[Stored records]
[Begin]
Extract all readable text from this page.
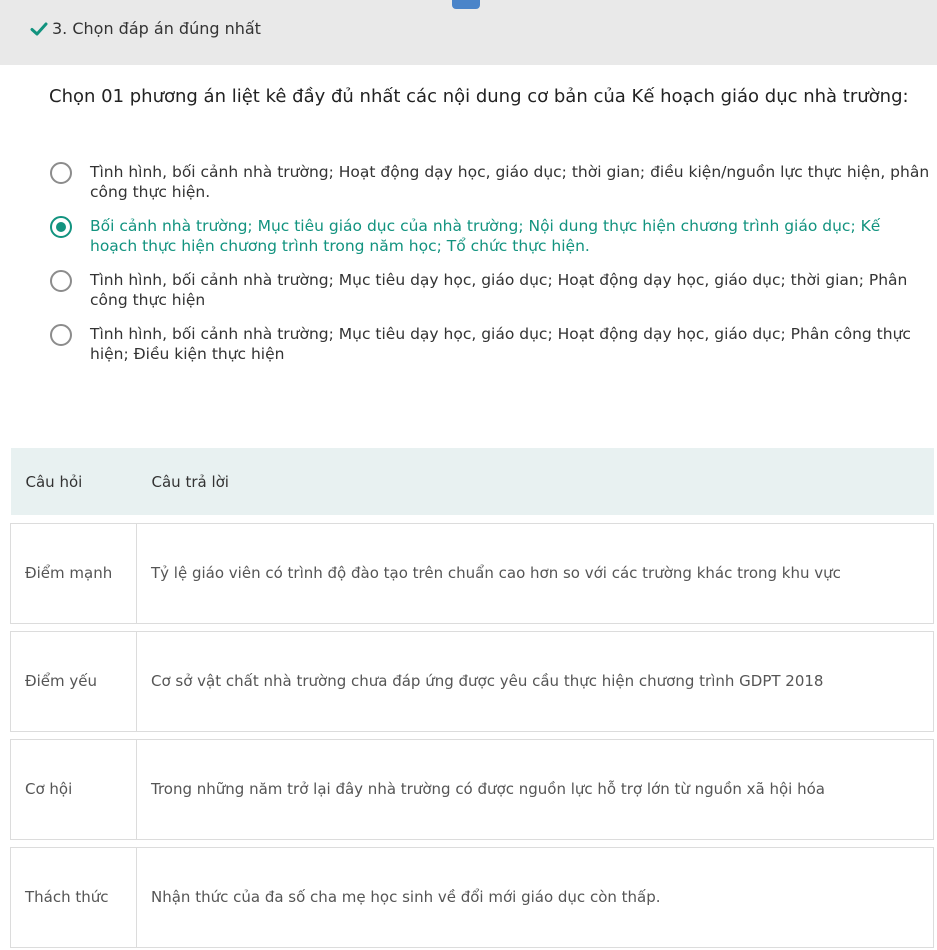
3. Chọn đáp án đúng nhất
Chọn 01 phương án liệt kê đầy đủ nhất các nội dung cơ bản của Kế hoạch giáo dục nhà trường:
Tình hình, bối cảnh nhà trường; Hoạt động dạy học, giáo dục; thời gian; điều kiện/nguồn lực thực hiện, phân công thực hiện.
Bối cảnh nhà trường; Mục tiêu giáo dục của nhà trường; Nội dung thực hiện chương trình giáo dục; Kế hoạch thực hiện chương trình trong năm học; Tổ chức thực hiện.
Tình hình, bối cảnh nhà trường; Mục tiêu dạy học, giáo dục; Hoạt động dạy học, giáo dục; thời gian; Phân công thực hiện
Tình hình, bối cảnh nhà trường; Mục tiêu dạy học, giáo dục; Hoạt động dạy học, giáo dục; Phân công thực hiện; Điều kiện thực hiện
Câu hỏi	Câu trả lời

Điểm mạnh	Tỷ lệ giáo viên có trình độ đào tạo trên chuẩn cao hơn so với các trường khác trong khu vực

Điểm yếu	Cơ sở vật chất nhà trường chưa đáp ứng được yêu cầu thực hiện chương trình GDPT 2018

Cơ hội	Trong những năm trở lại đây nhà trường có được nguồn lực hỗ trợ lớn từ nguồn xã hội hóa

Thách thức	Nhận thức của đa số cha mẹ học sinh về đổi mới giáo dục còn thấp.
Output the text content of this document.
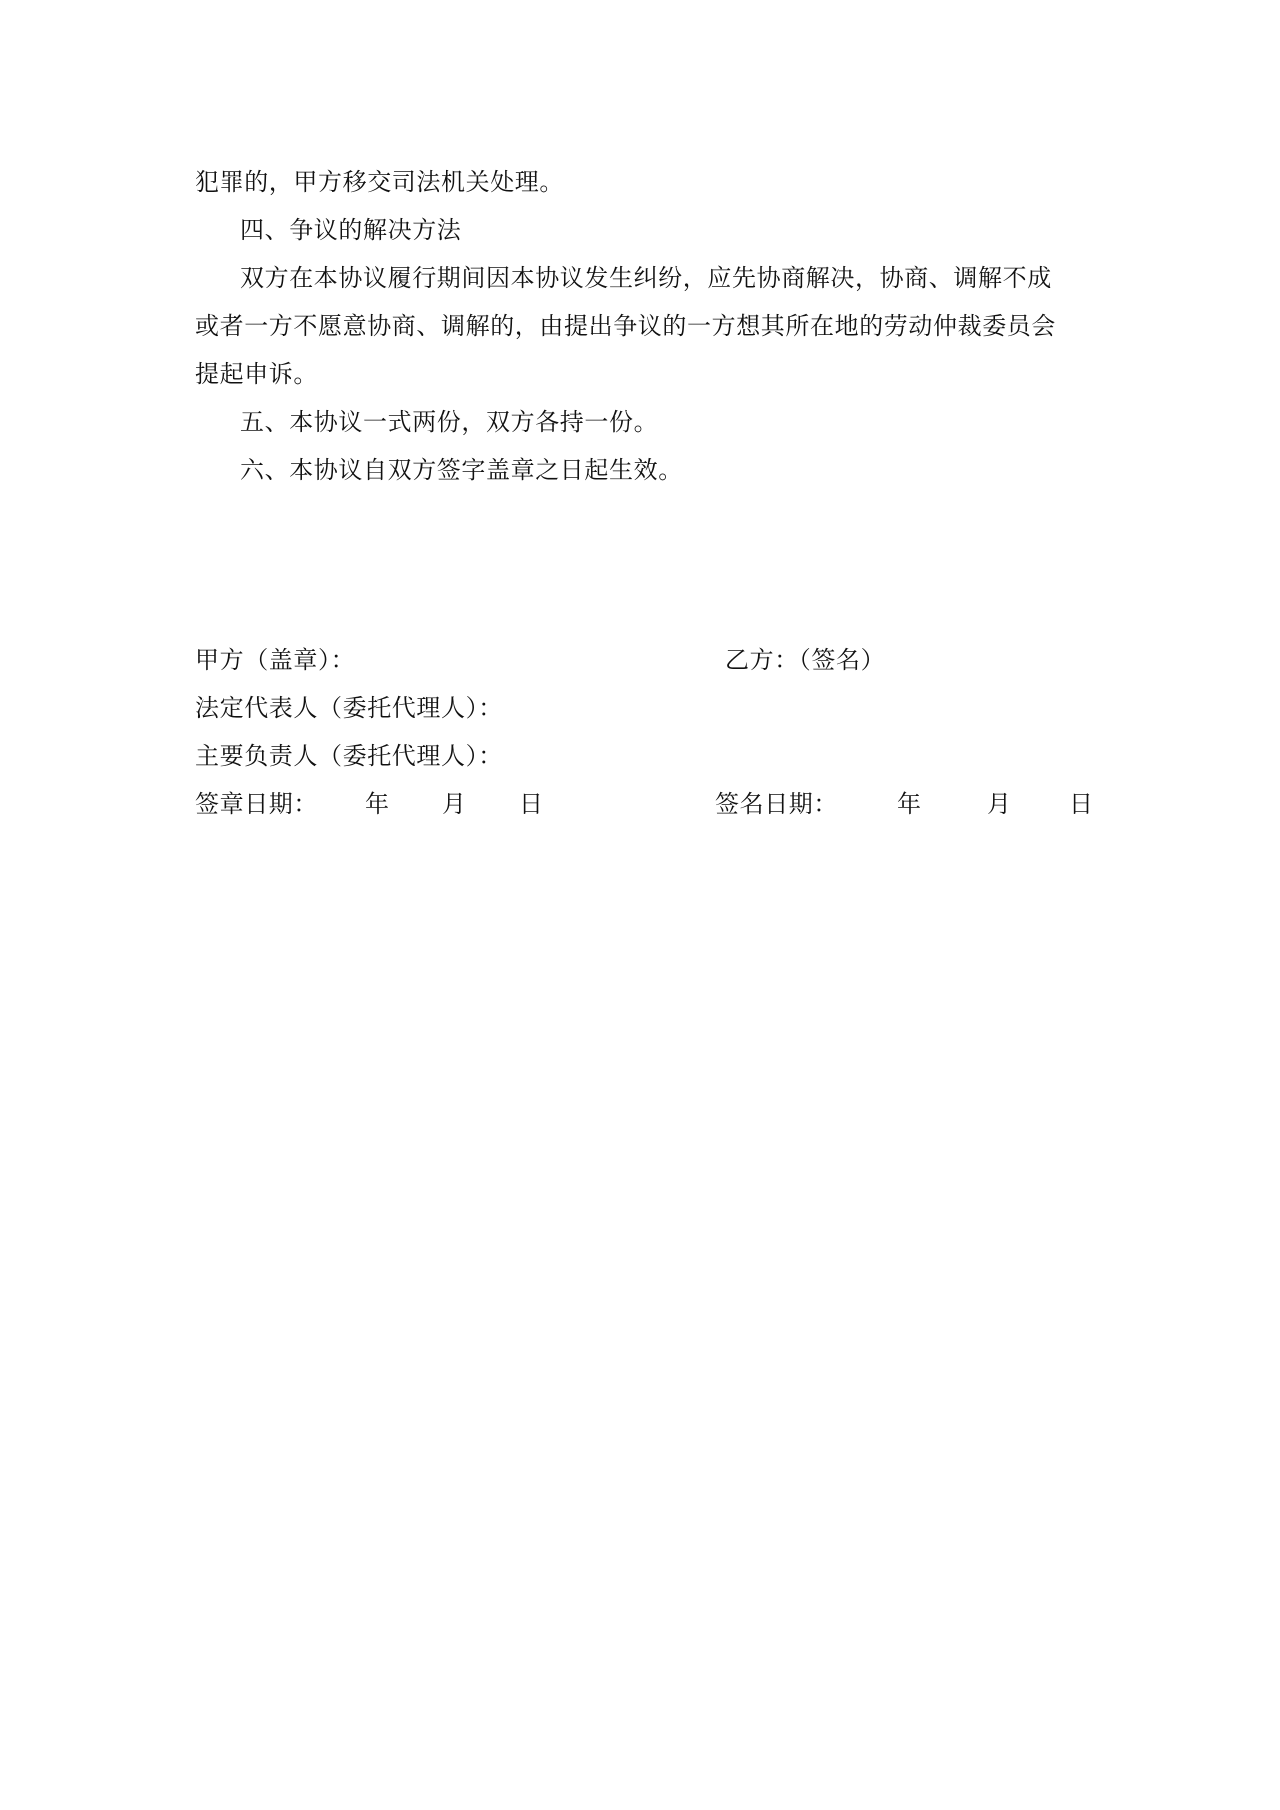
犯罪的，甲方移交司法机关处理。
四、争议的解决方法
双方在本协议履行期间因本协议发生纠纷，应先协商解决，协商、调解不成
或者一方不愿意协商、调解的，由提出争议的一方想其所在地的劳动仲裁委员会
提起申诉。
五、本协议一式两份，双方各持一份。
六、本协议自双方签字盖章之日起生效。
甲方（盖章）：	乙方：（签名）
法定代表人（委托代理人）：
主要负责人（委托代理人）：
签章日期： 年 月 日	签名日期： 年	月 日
[End]
■ Description of the task ■
Without including the pictures, reproduce all entries exactly.

■ Response to the exercise ■
Extract all readable text from this page.
3. Chọn đáp án đúng nhất
Chọn 01 phương án liệt kê đầy đủ nhất các nội dung cơ bản của Kế hoạch giáo dục nhà trường:
Tình hình, bối cảnh nhà trường; Hoạt động dạy học, giáo dục; thời gian; điều kiện/nguồn lực thực hiện, phân công thực hiện.
Bối cảnh nhà trường; Mục tiêu giáo dục của nhà trường; Nội dung thực hiện chương trình giáo dục; Kế hoạch thực hiện chương trình trong năm học; Tổ chức thực hiện.
Tình hình, bối cảnh nhà trường; Mục tiêu dạy học, giáo dục; Hoạt động dạy học, giáo dục; thời gian; Phân công thực hiện
Tình hình, bối cảnh nhà trường; Mục tiêu dạy học, giáo dục; Hoạt động dạy học, giáo dục; Phân công thực hiện; Điều kiện thực hiện
Câu hỏi	Câu trả lời

Điểm mạnh	Tỷ lệ giáo viên có trình độ đào tạo trên chuẩn cao hơn so với các trường khác trong khu vực

Điểm yếu	Cơ sở vật chất nhà trường chưa đáp ứng được yêu cầu thực hiện chương trình GDPT 2018

Cơ hội	Trong những năm trở lại đây nhà trường có được nguồn lực hỗ trợ lớn từ nguồn xã hội hóa

Thách thức	Nhận thức của đa số cha mẹ học sinh về đổi mới giáo dục còn thấp.
Output the text content of this document.
犯罪的，甲方移交司法机关处理。
四、争议的解决方法
双方在本协议履行期间因本协议发生纠纷，应先协商解决，协商、调解不成
或者一方不愿意协商、调解的，由提出争议的一方想其所在地的劳动仲裁委员会
提起申诉。
五、本协议一式两份，双方各持一份。
六、本协议自双方签字盖章之日起生效。
甲方（盖章）：	乙方：（签名）
法定代表人（委托代理人）：
主要负责人（委托代理人）：
签章日期： 年 月 日	签名日期： 年	月 日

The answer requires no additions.